# EXERCISE
Scan the listing below for the word "that" and state how many lines hold it. Write nothing but the number.

Dataset records:
(begin)

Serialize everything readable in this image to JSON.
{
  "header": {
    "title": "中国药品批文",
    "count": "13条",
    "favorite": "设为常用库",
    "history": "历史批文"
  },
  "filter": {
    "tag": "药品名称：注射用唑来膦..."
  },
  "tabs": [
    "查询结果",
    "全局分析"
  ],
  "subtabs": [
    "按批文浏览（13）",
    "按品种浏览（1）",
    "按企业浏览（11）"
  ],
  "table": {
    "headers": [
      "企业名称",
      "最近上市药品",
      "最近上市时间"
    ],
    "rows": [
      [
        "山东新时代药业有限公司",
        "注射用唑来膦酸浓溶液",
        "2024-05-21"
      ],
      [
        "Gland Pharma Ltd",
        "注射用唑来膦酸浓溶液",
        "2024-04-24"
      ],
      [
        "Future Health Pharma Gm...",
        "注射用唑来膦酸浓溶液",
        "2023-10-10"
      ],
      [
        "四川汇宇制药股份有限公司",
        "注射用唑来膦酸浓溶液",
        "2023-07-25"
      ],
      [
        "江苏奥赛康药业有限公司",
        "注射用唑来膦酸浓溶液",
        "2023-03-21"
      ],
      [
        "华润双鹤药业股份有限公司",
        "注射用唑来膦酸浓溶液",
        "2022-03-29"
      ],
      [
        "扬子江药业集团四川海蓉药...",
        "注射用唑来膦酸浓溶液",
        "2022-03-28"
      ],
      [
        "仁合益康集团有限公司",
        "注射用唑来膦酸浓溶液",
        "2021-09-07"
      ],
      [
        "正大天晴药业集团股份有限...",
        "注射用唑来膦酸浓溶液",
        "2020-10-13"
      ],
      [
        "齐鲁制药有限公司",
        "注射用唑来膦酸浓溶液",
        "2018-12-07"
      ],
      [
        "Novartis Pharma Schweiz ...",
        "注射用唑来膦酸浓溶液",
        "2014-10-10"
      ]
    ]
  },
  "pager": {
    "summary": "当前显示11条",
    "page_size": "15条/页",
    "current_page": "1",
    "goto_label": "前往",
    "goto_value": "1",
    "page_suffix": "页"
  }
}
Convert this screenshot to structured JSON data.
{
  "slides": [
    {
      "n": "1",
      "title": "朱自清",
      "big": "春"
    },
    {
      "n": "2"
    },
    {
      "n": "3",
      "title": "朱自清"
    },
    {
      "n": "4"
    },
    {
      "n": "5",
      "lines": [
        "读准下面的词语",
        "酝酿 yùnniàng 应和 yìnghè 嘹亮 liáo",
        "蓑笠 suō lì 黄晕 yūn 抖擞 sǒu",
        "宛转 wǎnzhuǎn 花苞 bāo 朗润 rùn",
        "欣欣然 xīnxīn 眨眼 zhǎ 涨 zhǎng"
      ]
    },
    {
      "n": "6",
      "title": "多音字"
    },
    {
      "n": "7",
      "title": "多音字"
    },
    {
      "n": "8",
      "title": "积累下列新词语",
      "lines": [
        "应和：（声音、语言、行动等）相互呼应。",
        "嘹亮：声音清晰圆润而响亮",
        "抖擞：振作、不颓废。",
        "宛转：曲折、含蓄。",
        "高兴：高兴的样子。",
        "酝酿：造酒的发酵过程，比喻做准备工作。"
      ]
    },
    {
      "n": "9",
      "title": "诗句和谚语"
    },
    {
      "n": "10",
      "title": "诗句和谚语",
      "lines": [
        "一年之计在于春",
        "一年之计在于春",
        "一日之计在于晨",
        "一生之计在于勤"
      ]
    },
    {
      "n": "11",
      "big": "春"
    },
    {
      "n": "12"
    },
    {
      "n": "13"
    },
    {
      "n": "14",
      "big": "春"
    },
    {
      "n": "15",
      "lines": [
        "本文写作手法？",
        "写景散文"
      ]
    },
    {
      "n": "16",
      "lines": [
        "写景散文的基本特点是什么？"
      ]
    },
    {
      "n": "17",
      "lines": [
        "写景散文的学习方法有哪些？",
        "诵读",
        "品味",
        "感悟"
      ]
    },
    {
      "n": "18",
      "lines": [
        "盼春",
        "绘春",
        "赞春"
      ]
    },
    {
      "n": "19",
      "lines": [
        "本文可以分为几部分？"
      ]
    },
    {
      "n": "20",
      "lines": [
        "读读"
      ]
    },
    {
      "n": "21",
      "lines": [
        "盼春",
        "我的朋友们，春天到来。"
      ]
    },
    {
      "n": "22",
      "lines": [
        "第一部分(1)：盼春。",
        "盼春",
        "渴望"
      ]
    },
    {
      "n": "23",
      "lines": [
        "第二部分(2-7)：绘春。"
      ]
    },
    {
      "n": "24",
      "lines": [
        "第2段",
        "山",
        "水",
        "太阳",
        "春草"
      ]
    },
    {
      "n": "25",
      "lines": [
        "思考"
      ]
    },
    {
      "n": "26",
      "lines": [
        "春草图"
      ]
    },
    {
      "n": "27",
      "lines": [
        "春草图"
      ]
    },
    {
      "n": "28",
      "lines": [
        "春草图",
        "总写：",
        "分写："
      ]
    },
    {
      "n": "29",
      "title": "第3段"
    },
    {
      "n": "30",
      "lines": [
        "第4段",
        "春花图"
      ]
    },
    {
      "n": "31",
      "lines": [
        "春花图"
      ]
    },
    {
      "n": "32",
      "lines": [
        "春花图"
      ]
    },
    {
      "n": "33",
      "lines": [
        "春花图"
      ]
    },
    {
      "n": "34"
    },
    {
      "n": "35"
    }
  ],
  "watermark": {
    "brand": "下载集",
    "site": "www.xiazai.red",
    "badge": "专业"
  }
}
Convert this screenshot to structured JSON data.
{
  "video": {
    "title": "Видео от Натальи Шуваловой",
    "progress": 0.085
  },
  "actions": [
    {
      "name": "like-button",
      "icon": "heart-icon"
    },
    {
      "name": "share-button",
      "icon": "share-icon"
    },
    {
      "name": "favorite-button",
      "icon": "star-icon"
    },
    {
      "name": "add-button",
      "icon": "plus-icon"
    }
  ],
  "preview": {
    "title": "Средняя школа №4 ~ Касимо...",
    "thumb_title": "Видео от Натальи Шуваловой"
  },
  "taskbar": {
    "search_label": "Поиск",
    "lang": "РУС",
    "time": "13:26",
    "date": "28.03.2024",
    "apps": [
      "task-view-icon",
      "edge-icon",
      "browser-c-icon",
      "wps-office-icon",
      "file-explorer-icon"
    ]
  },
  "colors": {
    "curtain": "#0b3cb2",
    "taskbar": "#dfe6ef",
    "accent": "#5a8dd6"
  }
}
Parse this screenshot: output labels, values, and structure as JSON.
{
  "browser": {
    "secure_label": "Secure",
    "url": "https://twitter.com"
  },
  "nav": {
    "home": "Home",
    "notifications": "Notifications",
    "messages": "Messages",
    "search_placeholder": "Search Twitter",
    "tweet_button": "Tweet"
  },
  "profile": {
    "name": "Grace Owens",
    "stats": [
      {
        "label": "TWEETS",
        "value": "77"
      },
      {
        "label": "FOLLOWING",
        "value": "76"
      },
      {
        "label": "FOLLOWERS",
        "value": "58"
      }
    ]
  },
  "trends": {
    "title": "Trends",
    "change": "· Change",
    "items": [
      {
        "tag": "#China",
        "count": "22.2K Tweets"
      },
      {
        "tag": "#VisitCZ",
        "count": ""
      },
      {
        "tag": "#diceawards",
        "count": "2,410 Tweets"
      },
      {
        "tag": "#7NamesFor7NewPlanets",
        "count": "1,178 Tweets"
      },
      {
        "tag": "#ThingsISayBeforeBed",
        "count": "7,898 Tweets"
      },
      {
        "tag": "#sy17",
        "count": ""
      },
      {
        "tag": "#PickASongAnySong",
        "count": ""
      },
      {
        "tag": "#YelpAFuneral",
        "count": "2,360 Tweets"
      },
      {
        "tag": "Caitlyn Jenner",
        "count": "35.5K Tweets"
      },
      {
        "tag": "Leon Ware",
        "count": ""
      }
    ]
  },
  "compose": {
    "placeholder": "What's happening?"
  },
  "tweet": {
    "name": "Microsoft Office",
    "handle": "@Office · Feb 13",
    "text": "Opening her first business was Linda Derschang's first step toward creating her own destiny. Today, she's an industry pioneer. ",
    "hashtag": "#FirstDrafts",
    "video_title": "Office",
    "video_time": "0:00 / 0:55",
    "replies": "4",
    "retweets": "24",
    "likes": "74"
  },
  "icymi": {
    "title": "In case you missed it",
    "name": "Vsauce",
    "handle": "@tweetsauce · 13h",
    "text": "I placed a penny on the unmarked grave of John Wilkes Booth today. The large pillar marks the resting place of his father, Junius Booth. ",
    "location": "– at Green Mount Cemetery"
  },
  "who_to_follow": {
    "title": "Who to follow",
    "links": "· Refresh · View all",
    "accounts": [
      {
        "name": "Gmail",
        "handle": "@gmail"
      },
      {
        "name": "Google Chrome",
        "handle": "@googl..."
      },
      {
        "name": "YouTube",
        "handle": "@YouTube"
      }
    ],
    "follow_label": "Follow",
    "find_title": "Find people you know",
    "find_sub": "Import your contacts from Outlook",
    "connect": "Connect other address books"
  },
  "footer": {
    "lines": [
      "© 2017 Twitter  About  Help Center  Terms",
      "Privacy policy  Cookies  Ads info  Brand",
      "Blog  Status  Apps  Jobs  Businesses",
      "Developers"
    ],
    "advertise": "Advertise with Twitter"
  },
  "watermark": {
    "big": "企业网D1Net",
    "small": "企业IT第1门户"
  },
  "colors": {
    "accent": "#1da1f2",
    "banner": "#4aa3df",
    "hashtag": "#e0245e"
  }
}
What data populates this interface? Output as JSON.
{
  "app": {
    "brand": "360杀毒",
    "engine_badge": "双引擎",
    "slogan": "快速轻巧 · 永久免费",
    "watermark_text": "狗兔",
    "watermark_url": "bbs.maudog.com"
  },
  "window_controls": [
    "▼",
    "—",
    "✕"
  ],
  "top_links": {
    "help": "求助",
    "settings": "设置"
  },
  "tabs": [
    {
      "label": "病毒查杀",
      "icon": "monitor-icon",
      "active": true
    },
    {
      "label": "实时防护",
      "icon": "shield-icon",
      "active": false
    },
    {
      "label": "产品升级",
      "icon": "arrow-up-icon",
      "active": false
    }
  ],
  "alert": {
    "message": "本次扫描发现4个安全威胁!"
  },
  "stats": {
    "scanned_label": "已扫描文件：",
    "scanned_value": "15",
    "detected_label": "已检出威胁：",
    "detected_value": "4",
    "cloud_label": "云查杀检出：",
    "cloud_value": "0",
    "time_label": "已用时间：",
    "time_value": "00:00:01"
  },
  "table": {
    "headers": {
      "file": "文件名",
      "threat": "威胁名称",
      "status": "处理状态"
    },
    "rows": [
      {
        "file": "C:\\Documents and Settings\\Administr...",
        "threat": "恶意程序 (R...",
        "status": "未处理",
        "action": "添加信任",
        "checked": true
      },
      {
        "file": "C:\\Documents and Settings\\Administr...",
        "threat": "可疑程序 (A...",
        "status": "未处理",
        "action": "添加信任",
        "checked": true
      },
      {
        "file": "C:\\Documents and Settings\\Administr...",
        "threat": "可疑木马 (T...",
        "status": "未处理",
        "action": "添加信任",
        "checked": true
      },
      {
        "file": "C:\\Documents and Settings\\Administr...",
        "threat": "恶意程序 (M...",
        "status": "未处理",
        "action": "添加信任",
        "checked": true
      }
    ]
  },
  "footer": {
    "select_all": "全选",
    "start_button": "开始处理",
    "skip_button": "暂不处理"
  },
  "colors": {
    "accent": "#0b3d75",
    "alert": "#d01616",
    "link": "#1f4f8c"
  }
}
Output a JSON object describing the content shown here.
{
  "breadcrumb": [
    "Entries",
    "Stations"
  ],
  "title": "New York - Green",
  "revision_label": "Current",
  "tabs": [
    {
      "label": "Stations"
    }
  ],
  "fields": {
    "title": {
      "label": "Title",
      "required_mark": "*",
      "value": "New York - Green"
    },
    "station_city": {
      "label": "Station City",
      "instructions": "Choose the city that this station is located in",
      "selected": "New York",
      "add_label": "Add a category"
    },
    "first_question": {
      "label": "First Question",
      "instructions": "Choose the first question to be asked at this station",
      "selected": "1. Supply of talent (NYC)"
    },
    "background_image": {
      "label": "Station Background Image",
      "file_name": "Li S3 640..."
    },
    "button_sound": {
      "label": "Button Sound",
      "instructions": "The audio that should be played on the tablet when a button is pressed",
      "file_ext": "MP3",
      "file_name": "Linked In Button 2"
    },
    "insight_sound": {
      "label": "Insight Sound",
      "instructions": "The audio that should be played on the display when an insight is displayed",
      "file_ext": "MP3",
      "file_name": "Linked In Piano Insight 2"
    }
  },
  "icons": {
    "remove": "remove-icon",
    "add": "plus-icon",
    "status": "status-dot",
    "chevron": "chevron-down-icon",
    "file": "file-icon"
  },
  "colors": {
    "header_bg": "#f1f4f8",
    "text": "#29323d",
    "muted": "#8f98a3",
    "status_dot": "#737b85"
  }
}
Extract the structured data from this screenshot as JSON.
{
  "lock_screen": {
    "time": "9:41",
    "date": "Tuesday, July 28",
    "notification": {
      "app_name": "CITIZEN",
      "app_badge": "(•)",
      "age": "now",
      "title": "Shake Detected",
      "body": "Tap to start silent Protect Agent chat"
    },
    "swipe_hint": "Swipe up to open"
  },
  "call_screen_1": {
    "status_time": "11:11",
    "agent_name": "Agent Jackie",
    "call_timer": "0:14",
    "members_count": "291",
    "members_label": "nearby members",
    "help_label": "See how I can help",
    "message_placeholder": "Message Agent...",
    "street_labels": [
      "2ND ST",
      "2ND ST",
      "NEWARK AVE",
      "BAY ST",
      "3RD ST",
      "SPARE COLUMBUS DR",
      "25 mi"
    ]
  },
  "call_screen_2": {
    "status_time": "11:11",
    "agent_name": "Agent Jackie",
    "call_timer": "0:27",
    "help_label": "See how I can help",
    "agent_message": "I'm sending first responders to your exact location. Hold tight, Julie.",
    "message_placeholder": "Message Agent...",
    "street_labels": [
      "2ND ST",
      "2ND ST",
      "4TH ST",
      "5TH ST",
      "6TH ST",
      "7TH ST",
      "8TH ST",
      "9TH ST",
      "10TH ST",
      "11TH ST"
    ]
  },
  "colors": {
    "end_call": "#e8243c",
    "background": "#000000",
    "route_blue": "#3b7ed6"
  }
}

(end)

# RESPONSE FOR THIS EXERCISE
3